**DATA SHOWN**

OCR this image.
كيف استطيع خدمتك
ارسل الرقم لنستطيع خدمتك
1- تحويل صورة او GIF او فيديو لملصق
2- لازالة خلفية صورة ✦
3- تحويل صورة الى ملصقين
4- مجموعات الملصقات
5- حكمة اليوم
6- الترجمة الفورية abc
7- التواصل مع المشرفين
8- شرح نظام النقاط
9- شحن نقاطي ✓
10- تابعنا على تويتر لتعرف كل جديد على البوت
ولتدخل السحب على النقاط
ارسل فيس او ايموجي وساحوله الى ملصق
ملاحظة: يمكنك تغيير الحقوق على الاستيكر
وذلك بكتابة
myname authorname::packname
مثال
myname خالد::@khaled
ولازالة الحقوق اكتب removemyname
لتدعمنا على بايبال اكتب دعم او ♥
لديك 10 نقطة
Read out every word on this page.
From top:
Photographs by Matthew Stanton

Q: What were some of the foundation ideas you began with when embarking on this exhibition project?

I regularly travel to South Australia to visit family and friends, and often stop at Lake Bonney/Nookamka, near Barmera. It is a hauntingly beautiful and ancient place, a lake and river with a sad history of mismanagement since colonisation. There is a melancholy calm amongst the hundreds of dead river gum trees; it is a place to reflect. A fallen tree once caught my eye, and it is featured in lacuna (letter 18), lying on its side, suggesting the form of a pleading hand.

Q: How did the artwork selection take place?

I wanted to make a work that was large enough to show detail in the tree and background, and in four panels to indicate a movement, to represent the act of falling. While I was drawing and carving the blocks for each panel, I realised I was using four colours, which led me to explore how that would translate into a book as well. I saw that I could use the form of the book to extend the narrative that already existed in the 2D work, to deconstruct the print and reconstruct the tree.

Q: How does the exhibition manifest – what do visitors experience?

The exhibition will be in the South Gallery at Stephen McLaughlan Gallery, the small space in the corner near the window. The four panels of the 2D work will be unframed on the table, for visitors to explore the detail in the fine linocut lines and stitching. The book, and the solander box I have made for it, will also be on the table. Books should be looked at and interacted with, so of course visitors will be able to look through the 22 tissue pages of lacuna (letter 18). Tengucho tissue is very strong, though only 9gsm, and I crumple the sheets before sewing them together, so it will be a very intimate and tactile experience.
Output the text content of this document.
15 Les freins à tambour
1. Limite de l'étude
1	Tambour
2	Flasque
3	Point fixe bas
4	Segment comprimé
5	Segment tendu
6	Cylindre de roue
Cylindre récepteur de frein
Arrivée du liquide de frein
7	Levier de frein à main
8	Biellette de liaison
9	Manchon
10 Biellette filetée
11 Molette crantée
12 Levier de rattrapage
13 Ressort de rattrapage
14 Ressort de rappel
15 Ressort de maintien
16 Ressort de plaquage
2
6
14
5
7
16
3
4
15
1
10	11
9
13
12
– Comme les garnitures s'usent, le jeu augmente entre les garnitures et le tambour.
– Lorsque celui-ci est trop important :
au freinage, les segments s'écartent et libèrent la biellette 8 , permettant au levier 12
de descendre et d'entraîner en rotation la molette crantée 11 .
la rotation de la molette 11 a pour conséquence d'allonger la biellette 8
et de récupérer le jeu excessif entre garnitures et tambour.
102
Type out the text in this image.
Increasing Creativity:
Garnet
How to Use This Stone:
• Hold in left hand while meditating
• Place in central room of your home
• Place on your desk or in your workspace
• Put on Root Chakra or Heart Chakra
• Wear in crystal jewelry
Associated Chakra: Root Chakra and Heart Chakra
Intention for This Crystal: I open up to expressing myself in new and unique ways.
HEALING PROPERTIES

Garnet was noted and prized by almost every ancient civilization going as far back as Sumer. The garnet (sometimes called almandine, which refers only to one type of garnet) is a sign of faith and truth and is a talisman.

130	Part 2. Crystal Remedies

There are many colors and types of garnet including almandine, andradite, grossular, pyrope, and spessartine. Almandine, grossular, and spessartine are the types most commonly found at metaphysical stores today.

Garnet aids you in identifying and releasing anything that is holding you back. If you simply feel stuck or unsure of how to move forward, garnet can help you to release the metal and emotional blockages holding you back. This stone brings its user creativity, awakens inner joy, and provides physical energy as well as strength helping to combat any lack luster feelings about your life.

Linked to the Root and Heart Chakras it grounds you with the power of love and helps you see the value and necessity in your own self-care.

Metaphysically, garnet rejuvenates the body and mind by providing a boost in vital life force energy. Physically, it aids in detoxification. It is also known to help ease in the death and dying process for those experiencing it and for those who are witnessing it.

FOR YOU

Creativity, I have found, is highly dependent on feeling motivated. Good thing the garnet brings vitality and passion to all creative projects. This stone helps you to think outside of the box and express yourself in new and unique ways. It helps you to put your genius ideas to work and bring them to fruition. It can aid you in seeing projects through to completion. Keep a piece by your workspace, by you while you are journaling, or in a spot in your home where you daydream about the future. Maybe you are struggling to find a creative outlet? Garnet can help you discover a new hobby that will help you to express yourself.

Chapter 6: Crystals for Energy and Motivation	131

**SET EXERCISE**
Output each record precisely as given.

**ANSWER TO THE PROBLEM**
OCR this image.
كيف استطيع خدمتك
ارسل الرقم لنستطيع خدمتك
1- تحويل صورة او GIF او فيديو لملصق
2- لازالة خلفية صورة ✦
3- تحويل صورة الى ملصقين
4- مجموعات الملصقات
5- حكمة اليوم
6- الترجمة الفورية abc
7- التواصل مع المشرفين
8- شرح نظام النقاط
9- شحن نقاطي ✓
10- تابعنا على تويتر لتعرف كل جديد على البوت
ولتدخل السحب على النقاط
ارسل فيس او ايموجي وساحوله الى ملصق
ملاحظة: يمكنك تغيير الحقوق على الاستيكر
وذلك بكتابة
myname authorname::packname
مثال
myname خالد::@khaled
ولازالة الحقوق اكتب removemyname
لتدعمنا على بايبال اكتب دعم او ♥
لديك 10 نقطة
Read out every word on this page.
From top:
Photographs by Matthew Stanton

Q: What were some of the foundation ideas you began with when embarking on this exhibition project?

I regularly travel to South Australia to visit family and friends, and often stop at Lake Bonney/Nookamka, near Barmera. It is a hauntingly beautiful and ancient place, a lake and river with a sad history of mismanagement since colonisation. There is a melancholy calm amongst the hundreds of dead river gum trees; it is a place to reflect. A fallen tree once caught my eye, and it is featured in lacuna (letter 18), lying on its side, suggesting the form of a pleading hand.

Q: How did the artwork selection take place?

I wanted to make a work that was large enough to show detail in the tree and background, and in four panels to indicate a movement, to represent the act of falling. While I was drawing and carving the blocks for each panel, I realised I was using four colours, which led me to explore how that would translate into a book as well. I saw that I could use the form of the book to extend the narrative that already existed in the 2D work, to deconstruct the print and reconstruct the tree.

Q: How does the exhibition manifest – what do visitors experience?

The exhibition will be in the South Gallery at Stephen McLaughlan Gallery, the small space in the corner near the window. The four panels of the 2D work will be unframed on the table, for visitors to explore the detail in the fine linocut lines and stitching. The book, and the solander box I have made for it, will also be on the table. Books should be looked at and interacted with, so of course visitors will be able to look through the 22 tissue pages of lacuna (letter 18). Tengucho tissue is very strong, though only 9gsm, and I crumple the sheets before sewing them together, so it will be a very intimate and tactile experience.
Output the text content of this document.
15 Les freins à tambour
1. Limite de l'étude
1	Tambour
2	Flasque
3	Point fixe bas
4	Segment comprimé
5	Segment tendu
6	Cylindre de roue
Cylindre récepteur de frein
Arrivée du liquide de frein
7	Levier de frein à main
8	Biellette de liaison
9	Manchon
10 Biellette filetée
11 Molette crantée
12 Levier de rattrapage
13 Ressort de rattrapage
14 Ressort de rappel
15 Ressort de maintien
16 Ressort de plaquage
2
6
14
5
7
16
3
4
15
1
10	11
9
13
12
– Comme les garnitures s'usent, le jeu augmente entre les garnitures et le tambour.
– Lorsque celui-ci est trop important :
au freinage, les segments s'écartent et libèrent la biellette 8 , permettant au levier 12
de descendre et d'entraîner en rotation la molette crantée 11 .
la rotation de la molette 11 a pour conséquence d'allonger la biellette 8
et de récupérer le jeu excessif entre garnitures et tambour.
102
Type out the text in this image.
Increasing Creativity:
Garnet
How to Use This Stone:
• Hold in left hand while meditating
• Place in central room of your home
• Place on your desk or in your workspace
• Put on Root Chakra or Heart Chakra
• Wear in crystal jewelry
Associated Chakra: Root Chakra and Heart Chakra
Intention for This Crystal: I open up to expressing myself in new and unique ways.
HEALING PROPERTIES

Garnet was noted and prized by almost every ancient civilization going as far back as Sumer. The garnet (sometimes called almandine, which refers only to one type of garnet) is a sign of faith and truth and is a talisman.

130	Part 2. Crystal Remedies

There are many colors and types of garnet including almandine, andradite, grossular, pyrope, and spessartine. Almandine, grossular, and spessartine are the types most commonly found at metaphysical stores today.

Garnet aids you in identifying and releasing anything that is holding you back. If you simply feel stuck or unsure of how to move forward, garnet can help you to release the metal and emotional blockages holding you back. This stone brings its user creativity, awakens inner joy, and provides physical energy as well as strength helping to combat any lack luster feelings about your life.

Linked to the Root and Heart Chakras it grounds you with the power of love and helps you see the value and necessity in your own self-care.

Metaphysically, garnet rejuvenates the body and mind by providing a boost in vital life force energy. Physically, it aids in detoxification. It is also known to help ease in the death and dying process for those experiencing it and for those who are witnessing it.

FOR YOU

Creativity, I have found, is highly dependent on feeling motivated. Good thing the garnet brings vitality and passion to all creative projects. This stone helps you to think outside of the box and express yourself in new and unique ways. It helps you to put your genius ideas to work and bring them to fruition. It can aid you in seeing projects through to completion. Keep a piece by your workspace, by you while you are journaling, or in a spot in your home where you daydream about the future. Maybe you are struggling to find a creative outlet? Garnet can help you discover a new hobby that will help you to express yourself.

Chapter 6: Crystals for Energy and Motivation	131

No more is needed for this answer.